*Direction*.
Edit the lines below by replacing every occurrence of "close-tab-icon" with "tab-close-icon", leaving everything else unchanged.

*Material for this task*.
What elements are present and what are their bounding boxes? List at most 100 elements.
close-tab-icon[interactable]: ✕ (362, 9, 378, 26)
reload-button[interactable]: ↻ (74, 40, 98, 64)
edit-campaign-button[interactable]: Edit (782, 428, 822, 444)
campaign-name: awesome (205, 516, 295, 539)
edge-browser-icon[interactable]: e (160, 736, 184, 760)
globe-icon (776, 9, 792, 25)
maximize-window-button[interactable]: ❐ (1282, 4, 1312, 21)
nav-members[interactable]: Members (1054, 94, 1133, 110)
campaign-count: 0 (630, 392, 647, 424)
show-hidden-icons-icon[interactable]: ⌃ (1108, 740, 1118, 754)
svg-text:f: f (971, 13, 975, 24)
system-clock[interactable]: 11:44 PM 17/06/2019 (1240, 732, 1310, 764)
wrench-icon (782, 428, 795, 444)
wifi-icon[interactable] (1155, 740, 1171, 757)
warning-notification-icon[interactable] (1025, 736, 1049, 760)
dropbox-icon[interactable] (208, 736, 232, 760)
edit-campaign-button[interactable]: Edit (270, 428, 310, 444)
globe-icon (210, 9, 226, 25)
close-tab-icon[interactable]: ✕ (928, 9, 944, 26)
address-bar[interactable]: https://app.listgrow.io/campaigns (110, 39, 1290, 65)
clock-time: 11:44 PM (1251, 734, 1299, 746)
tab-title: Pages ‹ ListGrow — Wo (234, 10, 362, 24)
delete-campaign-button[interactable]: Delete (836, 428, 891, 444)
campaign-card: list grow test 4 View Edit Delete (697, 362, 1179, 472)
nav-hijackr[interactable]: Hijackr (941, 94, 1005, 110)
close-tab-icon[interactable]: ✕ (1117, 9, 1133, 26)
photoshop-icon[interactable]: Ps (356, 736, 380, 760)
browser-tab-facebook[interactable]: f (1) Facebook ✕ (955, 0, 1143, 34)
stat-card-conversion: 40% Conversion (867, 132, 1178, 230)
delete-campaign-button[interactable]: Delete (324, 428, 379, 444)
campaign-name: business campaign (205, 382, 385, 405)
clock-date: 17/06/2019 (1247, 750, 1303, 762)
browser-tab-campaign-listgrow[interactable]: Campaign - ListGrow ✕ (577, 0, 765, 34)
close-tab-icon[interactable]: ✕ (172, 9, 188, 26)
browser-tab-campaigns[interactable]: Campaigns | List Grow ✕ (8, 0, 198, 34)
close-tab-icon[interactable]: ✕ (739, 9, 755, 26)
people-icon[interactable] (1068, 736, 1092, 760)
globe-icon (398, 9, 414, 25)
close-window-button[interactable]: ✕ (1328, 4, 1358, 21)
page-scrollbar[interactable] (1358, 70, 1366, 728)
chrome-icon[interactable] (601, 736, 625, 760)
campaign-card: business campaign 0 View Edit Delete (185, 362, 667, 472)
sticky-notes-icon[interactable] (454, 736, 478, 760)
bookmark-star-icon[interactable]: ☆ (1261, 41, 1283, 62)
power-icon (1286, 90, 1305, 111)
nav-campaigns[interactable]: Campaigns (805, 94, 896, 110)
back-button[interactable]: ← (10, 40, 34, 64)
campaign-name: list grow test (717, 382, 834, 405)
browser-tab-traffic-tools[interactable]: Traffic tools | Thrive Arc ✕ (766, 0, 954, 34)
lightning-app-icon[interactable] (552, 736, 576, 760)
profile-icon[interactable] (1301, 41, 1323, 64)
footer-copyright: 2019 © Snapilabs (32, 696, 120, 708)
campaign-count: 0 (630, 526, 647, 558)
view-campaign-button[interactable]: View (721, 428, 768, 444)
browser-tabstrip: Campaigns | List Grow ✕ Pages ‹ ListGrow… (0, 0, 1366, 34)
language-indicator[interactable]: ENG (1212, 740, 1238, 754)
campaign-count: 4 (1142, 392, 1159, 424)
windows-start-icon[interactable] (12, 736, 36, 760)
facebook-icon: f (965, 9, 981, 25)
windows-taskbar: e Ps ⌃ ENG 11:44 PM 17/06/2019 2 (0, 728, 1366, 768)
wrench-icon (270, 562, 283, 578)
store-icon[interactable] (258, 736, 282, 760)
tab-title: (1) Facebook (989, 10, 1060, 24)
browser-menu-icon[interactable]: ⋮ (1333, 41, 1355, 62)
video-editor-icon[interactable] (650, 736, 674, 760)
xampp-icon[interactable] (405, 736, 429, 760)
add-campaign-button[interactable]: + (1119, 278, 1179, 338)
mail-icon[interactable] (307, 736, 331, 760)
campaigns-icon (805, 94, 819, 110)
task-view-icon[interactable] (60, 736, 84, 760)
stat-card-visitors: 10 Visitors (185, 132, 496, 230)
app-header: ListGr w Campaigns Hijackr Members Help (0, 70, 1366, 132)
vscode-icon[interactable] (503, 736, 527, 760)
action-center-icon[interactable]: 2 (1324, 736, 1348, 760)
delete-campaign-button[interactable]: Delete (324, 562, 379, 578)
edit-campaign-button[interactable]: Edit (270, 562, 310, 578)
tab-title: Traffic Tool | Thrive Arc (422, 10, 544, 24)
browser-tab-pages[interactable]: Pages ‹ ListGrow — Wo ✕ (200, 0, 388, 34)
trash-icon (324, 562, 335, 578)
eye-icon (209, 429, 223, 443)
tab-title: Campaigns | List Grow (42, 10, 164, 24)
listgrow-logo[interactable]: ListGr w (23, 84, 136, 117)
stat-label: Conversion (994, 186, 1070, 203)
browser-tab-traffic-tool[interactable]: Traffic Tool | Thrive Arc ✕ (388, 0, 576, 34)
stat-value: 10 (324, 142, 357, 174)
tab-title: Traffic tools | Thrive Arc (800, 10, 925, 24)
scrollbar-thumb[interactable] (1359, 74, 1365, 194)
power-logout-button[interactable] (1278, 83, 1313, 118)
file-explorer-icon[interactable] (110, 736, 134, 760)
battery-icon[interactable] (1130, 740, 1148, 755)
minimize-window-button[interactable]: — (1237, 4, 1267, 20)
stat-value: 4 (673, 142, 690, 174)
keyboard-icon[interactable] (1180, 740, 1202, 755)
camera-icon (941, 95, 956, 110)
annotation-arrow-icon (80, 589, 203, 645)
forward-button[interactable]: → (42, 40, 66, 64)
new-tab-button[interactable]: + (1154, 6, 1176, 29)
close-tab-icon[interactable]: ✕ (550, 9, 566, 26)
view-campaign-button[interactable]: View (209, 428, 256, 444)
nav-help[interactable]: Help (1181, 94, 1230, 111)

*Correct result*.
What elements are present and what are their bounding boxes? List at most 100 elements.
tab-close-icon[interactable]: ✕ (362, 9, 378, 26)
reload-button[interactable]: ↻ (74, 40, 98, 64)
edit-campaign-button[interactable]: Edit (782, 428, 822, 444)
campaign-name: awesome (205, 516, 295, 539)
edge-browser-icon[interactable]: e (160, 736, 184, 760)
globe-icon (776, 9, 792, 25)
maximize-window-button[interactable]: ❐ (1282, 4, 1312, 21)
nav-members[interactable]: Members (1054, 94, 1133, 110)
campaign-count: 0 (630, 392, 647, 424)
show-hidden-icons-icon[interactable]: ⌃ (1108, 740, 1118, 754)
svg-text:f: f (971, 13, 975, 24)
system-clock[interactable]: 11:44 PM 17/06/2019 (1240, 732, 1310, 764)
wrench-icon (782, 428, 795, 444)
wifi-icon[interactable] (1155, 740, 1171, 757)
warning-notification-icon[interactable] (1025, 736, 1049, 760)
dropbox-icon[interactable] (208, 736, 232, 760)
edit-campaign-button[interactable]: Edit (270, 428, 310, 444)
globe-icon (210, 9, 226, 25)
tab-close-icon[interactable]: ✕ (928, 9, 944, 26)
address-bar[interactable]: https://app.listgrow.io/campaigns (110, 39, 1290, 65)
clock-time: 11:44 PM (1251, 734, 1299, 746)
tab-title: Pages ‹ ListGrow — Wo (234, 10, 362, 24)
delete-campaign-button[interactable]: Delete (836, 428, 891, 444)
campaign-card: list grow test 4 View Edit Delete (697, 362, 1179, 472)
nav-hijackr[interactable]: Hijackr (941, 94, 1005, 110)
tab-close-icon[interactable]: ✕ (1117, 9, 1133, 26)
photoshop-icon[interactable]: Ps (356, 736, 380, 760)
browser-tab-facebook[interactable]: f (1) Facebook ✕ (955, 0, 1143, 34)
stat-card-conversion: 40% Conversion (867, 132, 1178, 230)
delete-campaign-button[interactable]: Delete (324, 428, 379, 444)
campaign-name: business campaign (205, 382, 385, 405)
clock-date: 17/06/2019 (1247, 750, 1303, 762)
browser-tab-campaign-listgrow[interactable]: Campaign - ListGrow ✕ (577, 0, 765, 34)
tab-close-icon[interactable]: ✕ (172, 9, 188, 26)
browser-tab-campaigns[interactable]: Campaigns | List Grow ✕ (8, 0, 198, 34)
tab-close-icon[interactable]: ✕ (739, 9, 755, 26)
people-icon[interactable] (1068, 736, 1092, 760)
globe-icon (398, 9, 414, 25)
close-window-button[interactable]: ✕ (1328, 4, 1358, 21)
page-scrollbar[interactable] (1358, 70, 1366, 728)
chrome-icon[interactable] (601, 736, 625, 760)
campaign-card: business campaign 0 View Edit Delete (185, 362, 667, 472)
sticky-notes-icon[interactable] (454, 736, 478, 760)
bookmark-star-icon[interactable]: ☆ (1261, 41, 1283, 62)
power-icon (1286, 90, 1305, 111)
nav-campaigns[interactable]: Campaigns (805, 94, 896, 110)
back-button[interactable]: ← (10, 40, 34, 64)
campaign-name: list grow test (717, 382, 834, 405)
browser-tab-traffic-tools[interactable]: Traffic tools | Thrive Arc ✕ (766, 0, 954, 34)
lightning-app-icon[interactable] (552, 736, 576, 760)
profile-icon[interactable] (1301, 41, 1323, 64)
footer-copyright: 2019 © Snapilabs (32, 696, 120, 708)
campaign-count: 0 (630, 526, 647, 558)
view-campaign-button[interactable]: View (721, 428, 768, 444)
browser-tabstrip: Campaigns | List Grow ✕ Pages ‹ ListGrow… (0, 0, 1366, 34)
language-indicator[interactable]: ENG (1212, 740, 1238, 754)
campaign-count: 4 (1142, 392, 1159, 424)
windows-start-icon[interactable] (12, 736, 36, 760)
facebook-icon: f (965, 9, 981, 25)
windows-taskbar: e Ps ⌃ ENG 11:44 PM 17/06/2019 2 (0, 728, 1366, 768)
wrench-icon (270, 562, 283, 578)
store-icon[interactable] (258, 736, 282, 760)
tab-title: (1) Facebook (989, 10, 1060, 24)
browser-menu-icon[interactable]: ⋮ (1333, 41, 1355, 62)
video-editor-icon[interactable] (650, 736, 674, 760)
xampp-icon[interactable] (405, 736, 429, 760)
add-campaign-button[interactable]: + (1119, 278, 1179, 338)
mail-icon[interactable] (307, 736, 331, 760)
campaigns-icon (805, 94, 819, 110)
task-view-icon[interactable] (60, 736, 84, 760)
stat-card-visitors: 10 Visitors (185, 132, 496, 230)
app-header: ListGr w Campaigns Hijackr Members Help (0, 70, 1366, 132)
vscode-icon[interactable] (503, 736, 527, 760)
action-center-icon[interactable]: 2 (1324, 736, 1348, 760)
delete-campaign-button[interactable]: Delete (324, 562, 379, 578)
edit-campaign-button[interactable]: Edit (270, 562, 310, 578)
tab-title: Traffic Tool | Thrive Arc (422, 10, 544, 24)
browser-tab-pages[interactable]: Pages ‹ ListGrow — Wo ✕ (200, 0, 388, 34)
trash-icon (324, 562, 335, 578)
eye-icon (209, 429, 223, 443)
tab-title: Campaigns | List Grow (42, 10, 164, 24)
listgrow-logo[interactable]: ListGr w (23, 84, 136, 117)
stat-label: Conversion (994, 186, 1070, 203)
browser-tab-traffic-tool[interactable]: Traffic Tool | Thrive Arc ✕ (388, 0, 576, 34)
stat-value: 10 (324, 142, 357, 174)
tab-title: Traffic tools | Thrive Arc (800, 10, 925, 24)
scrollbar-thumb[interactable] (1359, 74, 1365, 194)
power-logout-button[interactable] (1278, 83, 1313, 118)
file-explorer-icon[interactable] (110, 736, 134, 760)
battery-icon[interactable] (1130, 740, 1148, 755)
minimize-window-button[interactable]: — (1237, 4, 1267, 20)
stat-value: 4 (673, 142, 690, 174)
keyboard-icon[interactable] (1180, 740, 1202, 755)
camera-icon (941, 95, 956, 110)
annotation-arrow-icon (80, 589, 203, 645)
forward-button[interactable]: → (42, 40, 66, 64)
new-tab-button[interactable]: + (1154, 6, 1176, 29)
tab-close-icon[interactable]: ✕ (550, 9, 566, 26)
view-campaign-button[interactable]: View (209, 428, 256, 444)
nav-help[interactable]: Help (1181, 94, 1230, 111)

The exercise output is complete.